Отрывок текста:
******************************
3.1. Распростертая Россия
Все «великие реформы» 1860 – 1870-х годов фактически представляли собой уступки, продиктованные потребностями национального развития и вырванные у царизма волной демократического подъема, т.е. совокупными усилиями революционного, либерального и массового движения. Сила этой волны предопределила размеры уступок. Чем сильнее была бы волна, тем большими оказались бы уступки, и наоборот. Избежав революции, отделавшись в условиях революционной ситуации реформами, царизм сохранил свою прежнюю социальную базу в лице дворян и помещиков. Опираясь на эту базу, он старался придать реформам (коль уж нельзя было без них обойтись) сугубую умеренность, уступить новому как можно меньше, а сохранить из старого как можно больше. Собственно, крепостники в правительстве и при дворе считали, что затеянные реформы должны «лишь исправить кое-какие несовершенства теперешних законов», не более того, – так откровенничал весной 1862 г. министр юстиции В.Н. Панин[341]. Либеральные министры и сановники, вроде Д.А. Милютина, напротив, полагали необходимым изменить самые основы феодального законодательства. Даже консерватор П.А. Валуев в октябре 1863 г. предложил царю увенчать начатые реформы дарованием стране хотя бы самой умеренной конституции. По валуевскому проекту при Государственном совете образовалась бы своего рода «нижняя палата», а именно Съезд государственных гласных, на 4/5 избранных от земств и городов, а на 1/5 назначенных царем. Осуществление этого проекта превратило бы Государственный совет в подобие двухпалатного парламента[342].
В этой борьбе мнений Александр II, который избегал крайностей и, по выражению Валуева, держался «системы невозможных диагоналей», не захотел обратить цикл своих реформ в «революцию сверху». Он избрал средний путь полуреформ, с помощью которых можно было бы «откупиться от конституции»[343].
Полуреформы отвели угрозу революционного взрыва, но не удовлетворили «низы» и не доставили надлежащего успокоения «верхам». Положение царизма оставалось шатким. Сестра царя Мария Николаевна в октябре 1861 г. говорила Валуеву: «через год нас всех отсюда выгонят». Спустя полтора года сам Валуев записал в дневнике: «правительство – некоторым образом в осадном положении»[344], а 29 октября 1865 г. выразился еще энергичнее: «половина государства – в исключительном положении. Карательные меры преобладают»[345].
******************************
Фрагмент данных:
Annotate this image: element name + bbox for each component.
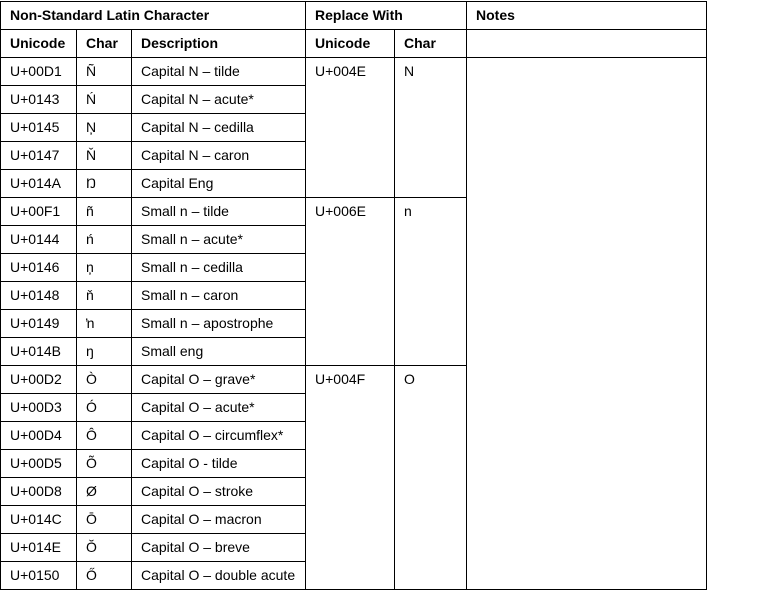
******************************
Постановка задачи: Пожалуйста, продолжите текст о реформах Александра II с того места, где он заканчивается.

Результат:
Действительно, реакционный курс самодержавия проявлялся не только в том, что заведомо ограничивалось прогрессивное содержание проводимых реформ. Стремясь упрочить свое положение, но и не желая углублять, радикализировать реформы, царизм все больше склонялся к застарелому способу – карательному террору. Он не только расправлялся с крестьянскими и рабочими «беспорядками», с повстанцами Польши, Белоруссии, Литвы (входившими тогда в состав России) и с вожаками революционной демократии, засадив за решетку в 1861 г. П.Г. Заичневского, В.А. Обручева, М.И. Михайлова, а в 1862 г. – Н.Г. Чернышевского, Д.И. Писарева, Н.А. Серно-Соловьевича. В то же время правительство занялось повсеместным «водворением порядка».
Пожалуй, главными жертвами этого «водворения» стали две сферы, каждая из которых всегда представляла собой для царизма предмет особого беспокойства и раздражения, – учащаяся (в первую очередь, студенческая) молодежь и пресса. Так, 31 мая 1861 г. были изданы «майские правила» для студентов России, запретившие все виды студенческих объединений и «сборищ» и учредившие над студентами повседневный, даже «всечасный» полицейский надзор[346]. 12 апреля 1862 г. т.н. «временные правила» запретили печатать какую-либо критику правительства, а 6 апреля 1865 г. появился и закон о печати (хотя он был назван тоже «временными правилами», просуществовал под таким названием до революции 1905 г.)[347]. По закону 1865 г. отменялась предварительная цензура для больших книг (в 10 печатных листов и более 20 листов для переводов), но только в столице, при сохранении ее для провинциальных и всех вообще массовых изданий. Главное же, все газеты и журналы были подставлены под дамоклов меч «предостережений» с приостановкой их до 8-ми месяцев после второго и закрытием навсегда после третьего предостережения. С тех пор началась та «эпидемия» предостережений, которую издатель Ф.Ф. Павленков назвал «цензурным тифом»[348].
Впрочем, правительственные репрессии 1861 – 1865 гг. еще чередовались с послаблениями. После одиночного (и в буквальном и в переносном смысле) выстрела Д.В. Каракозова в Александра II все послабления были отменены. Отныне царизм, в отмщение за выстрел революционера-одиночки всему народу, нагнетал реакцию неистово и безустанно. «Эпоха реформ, – справедливо рассудил А.А. Корнилов, – кончилась, прежде чем были осуществлены некоторые из задуманных преобразований, как городовое положение 1870 г. или реформа воинской повинности 1874 г. С апреля 1866 г. наступила упорная и длительная реакция, продержавшаяся с небольшими перерывами почти вплоть до 1905 г.»[349].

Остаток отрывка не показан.